▸ TO BE DONE:
Check each line of the data below for the word "JSON", then extract the ones that have it.

▸ DATA:
● ● ● ● ● ● ●

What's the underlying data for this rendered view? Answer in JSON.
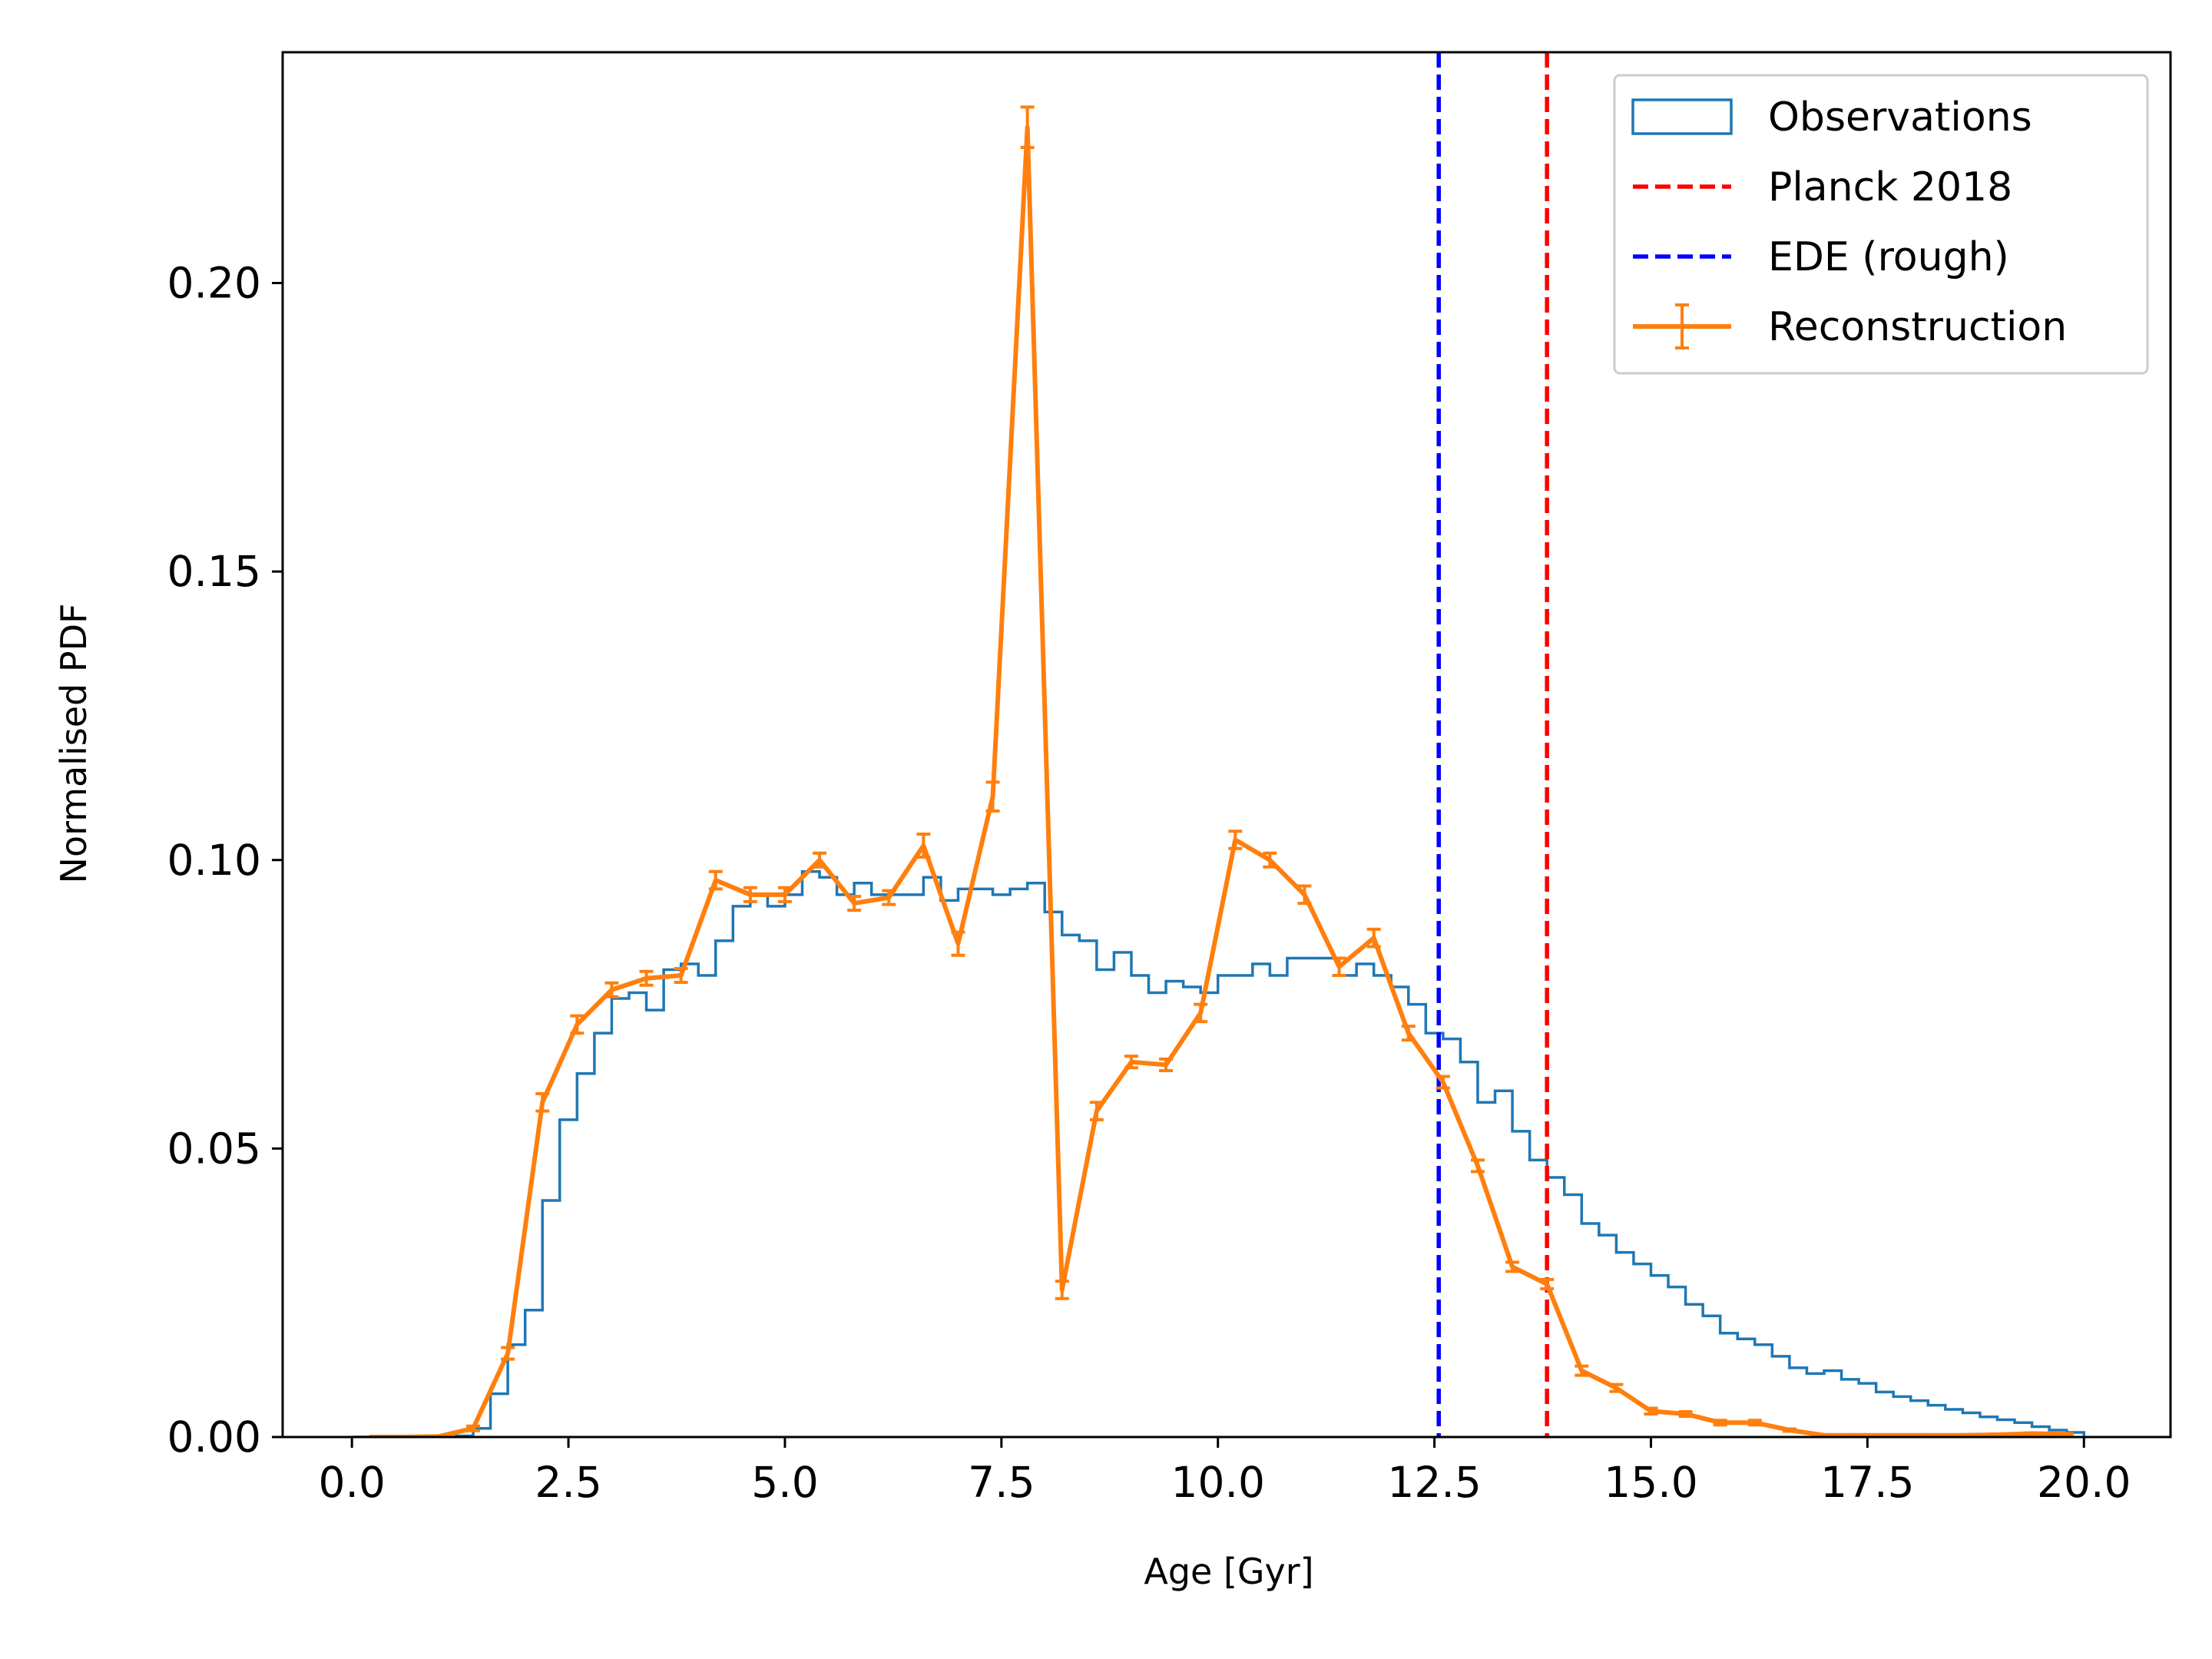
{
  "chart_data": {
    "type": "line",
    "title": "",
    "xlabel": "Age [Gyr]",
    "ylabel": "Normalised PDF",
    "xlim": [
      -0.8,
      21.0
    ],
    "ylim": [
      0.0,
      0.24
    ],
    "xticks": [
      "0.0",
      "2.5",
      "5.0",
      "7.5",
      "10.0",
      "12.5",
      "15.0",
      "17.5",
      "20.0"
    ],
    "yticks": [
      "0.00",
      "0.05",
      "0.10",
      "0.15",
      "0.20"
    ],
    "grid": false,
    "legend_position": "top-right",
    "colors": {
      "observations": "#1f77b4",
      "reconstruction": "#ff7f0e",
      "planck": "#ff0000",
      "ede": "#0000ff"
    },
    "histogram": {
      "name": "Observations",
      "bin_edges": [
        0.0,
        0.2,
        0.4,
        0.6,
        0.8,
        1.0,
        1.2,
        1.4,
        1.6,
        1.8,
        2.0,
        2.2,
        2.4,
        2.6,
        2.8,
        3.0,
        3.2,
        3.4,
        3.6,
        3.8,
        4.0,
        4.2,
        4.4,
        4.6,
        4.8,
        5.0,
        5.2,
        5.4,
        5.6,
        5.8,
        6.0,
        6.2,
        6.4,
        6.6,
        6.8,
        7.0,
        7.2,
        7.4,
        7.6,
        7.8,
        8.0,
        8.2,
        8.4,
        8.6,
        8.8,
        9.0,
        9.2,
        9.4,
        9.6,
        9.8,
        10.0,
        10.2,
        10.4,
        10.6,
        10.8,
        11.0,
        11.2,
        11.4,
        11.6,
        11.8,
        12.0,
        12.2,
        12.4,
        12.6,
        12.8,
        13.0,
        13.2,
        13.4,
        13.6,
        13.8,
        14.0,
        14.2,
        14.4,
        14.6,
        14.8,
        15.0,
        15.2,
        15.4,
        15.6,
        15.8,
        16.0,
        16.2,
        16.4,
        16.6,
        16.8,
        17.0,
        17.2,
        17.4,
        17.6,
        17.8,
        18.0,
        18.2,
        18.4,
        18.6,
        18.8,
        19.0,
        19.2,
        19.4,
        19.6,
        19.8,
        20.0
      ],
      "values": [
        0,
        0,
        0,
        0,
        0,
        0,
        0.0002,
        0.0015,
        0.0075,
        0.016,
        0.022,
        0.041,
        0.055,
        0.063,
        0.07,
        0.076,
        0.077,
        0.074,
        0.081,
        0.082,
        0.08,
        0.086,
        0.092,
        0.094,
        0.092,
        0.094,
        0.098,
        0.097,
        0.094,
        0.096,
        0.094,
        0.094,
        0.094,
        0.097,
        0.093,
        0.095,
        0.095,
        0.094,
        0.095,
        0.096,
        0.091,
        0.087,
        0.086,
        0.081,
        0.084,
        0.08,
        0.077,
        0.079,
        0.078,
        0.077,
        0.08,
        0.08,
        0.082,
        0.08,
        0.083,
        0.083,
        0.083,
        0.08,
        0.082,
        0.08,
        0.078,
        0.075,
        0.07,
        0.069,
        0.065,
        0.058,
        0.06,
        0.053,
        0.048,
        0.045,
        0.042,
        0.037,
        0.035,
        0.032,
        0.03,
        0.028,
        0.026,
        0.023,
        0.021,
        0.018,
        0.017,
        0.016,
        0.014,
        0.012,
        0.011,
        0.0115,
        0.01,
        0.0093,
        0.0078,
        0.007,
        0.0063,
        0.0055,
        0.0048,
        0.0042,
        0.0035,
        0.003,
        0.0025,
        0.0018,
        0.0012,
        0.0008
      ]
    },
    "series": [
      {
        "name": "Reconstruction",
        "x": [
          0.2,
          0.6,
          1.0,
          1.4,
          1.8,
          2.2,
          2.6,
          3.0,
          3.4,
          3.8,
          4.2,
          4.6,
          5.0,
          5.4,
          5.8,
          6.2,
          6.6,
          7.0,
          7.4,
          7.8,
          8.2,
          8.6,
          9.0,
          9.4,
          9.8,
          10.2,
          10.6,
          11.0,
          11.4,
          11.8,
          12.2,
          12.6,
          13.0,
          13.4,
          13.8,
          14.2,
          14.6,
          15.0,
          15.4,
          15.8,
          16.2,
          16.6,
          17.0,
          17.4,
          17.8,
          18.2,
          18.6,
          19.0,
          19.4,
          19.8
        ],
        "y": [
          0.0,
          0.0,
          0.0001,
          0.0015,
          0.0145,
          0.058,
          0.0715,
          0.0775,
          0.0795,
          0.08,
          0.0965,
          0.094,
          0.094,
          0.1,
          0.0925,
          0.0935,
          0.1025,
          0.0855,
          0.111,
          0.227,
          0.0255,
          0.0565,
          0.065,
          0.0645,
          0.0735,
          0.1035,
          0.1,
          0.094,
          0.0815,
          0.0865,
          0.07,
          0.0615,
          0.047,
          0.0295,
          0.0265,
          0.0115,
          0.0085,
          0.0045,
          0.004,
          0.0025,
          0.0025,
          0.0012,
          0.0003,
          0.0003,
          0.0003,
          0.0003,
          0.0003,
          0.0004,
          0.0006,
          0.0005
        ],
        "err": [
          0,
          0,
          0,
          0.0004,
          0.001,
          0.0015,
          0.0015,
          0.0012,
          0.0012,
          0.0012,
          0.0015,
          0.0012,
          0.0012,
          0.0012,
          0.0012,
          0.0012,
          0.002,
          0.002,
          0.0025,
          0.0035,
          0.0015,
          0.0015,
          0.001,
          0.001,
          0.0015,
          0.0015,
          0.0012,
          0.0015,
          0.0015,
          0.0015,
          0.0012,
          0.001,
          0.001,
          0.0008,
          0.0008,
          0.0008,
          0.0006,
          0.0005,
          0.0004,
          0.0004,
          0.0004,
          0.0002,
          0.0001,
          0.0001,
          0.0001,
          0.0001,
          0.0001,
          0.0001,
          0.0001,
          0.0001
        ]
      }
    ],
    "vlines": [
      {
        "name": "Planck 2018",
        "x": 13.8,
        "color": "#ff0000"
      },
      {
        "name": "EDE (rough)",
        "x": 12.55,
        "color": "#0000ff"
      }
    ],
    "legend": [
      "Observations",
      "Planck 2018",
      "EDE (rough)",
      "Reconstruction"
    ]
  }
}
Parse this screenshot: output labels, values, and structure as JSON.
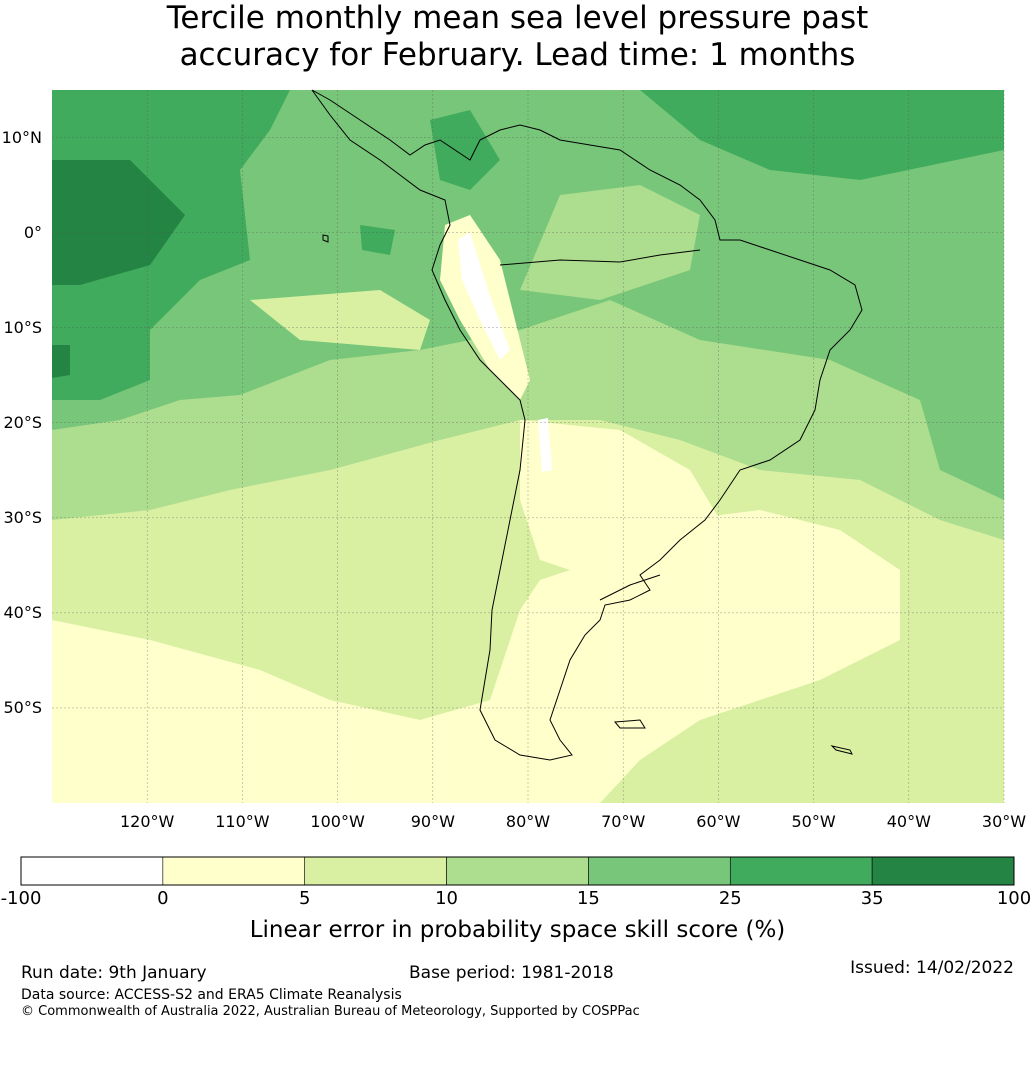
{
  "title_line1": "Tercile monthly mean sea level pressure past",
  "title_line2": "accuracy for February. Lead time: 1 months",
  "map": {
    "lon_range": [
      -130,
      -30
    ],
    "lat_range": [
      -60,
      15
    ],
    "lat_labels": [
      {
        "lat": 10,
        "text": "10°N"
      },
      {
        "lat": 0,
        "text": "0°"
      },
      {
        "lat": -10,
        "text": "10°S"
      },
      {
        "lat": -20,
        "text": "20°S"
      },
      {
        "lat": -30,
        "text": "30°S"
      },
      {
        "lat": -40,
        "text": "40°S"
      },
      {
        "lat": -50,
        "text": "50°S"
      }
    ],
    "lon_labels": [
      {
        "lon": -120,
        "text": "120°W"
      },
      {
        "lon": -110,
        "text": "110°W"
      },
      {
        "lon": -100,
        "text": "100°W"
      },
      {
        "lon": -90,
        "text": "90°W"
      },
      {
        "lon": -80,
        "text": "80°W"
      },
      {
        "lon": -70,
        "text": "70°W"
      },
      {
        "lon": -60,
        "text": "60°W"
      },
      {
        "lon": -50,
        "text": "50°W"
      },
      {
        "lon": -40,
        "text": "40°W"
      },
      {
        "lon": -30,
        "text": "30°W"
      }
    ]
  },
  "colorbar": {
    "ticks": [
      "-100",
      "0",
      "5",
      "10",
      "15",
      "25",
      "35",
      "100"
    ],
    "colors": [
      "#ffffff",
      "#ffffcc",
      "#d9f0a3",
      "#addd8e",
      "#78c679",
      "#41ab5d",
      "#238443"
    ],
    "label": "Linear error in probability space skill score (%)"
  },
  "footer": {
    "run_date": "Run date: 9th January",
    "base_period": "Base period: 1981-2018",
    "issued": "Issued: 14/02/2022",
    "data_source": "Data source: ACCESS-S2 and ERA5 Climate Reanalysis",
    "copyright": "© Commonwealth of Australia 2022, Australian Bureau of Meteorology, Supported by COSPPac"
  }
}
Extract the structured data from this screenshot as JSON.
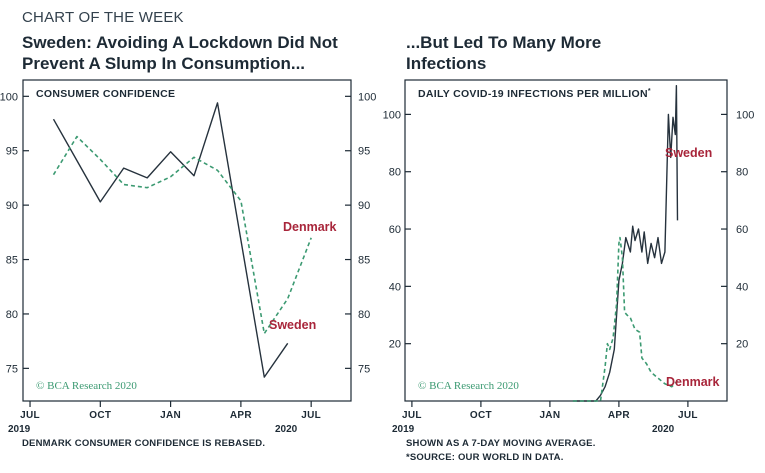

● ● ● ● ● ● ●

▸ RESPONSE TO THIS EXERCISE:
What's the underlying data for this rendered view? Answer in JSON.
Parse this screenshot: output labels, values, and structure as JSON.
Extract the structured data from this screenshot as JSON.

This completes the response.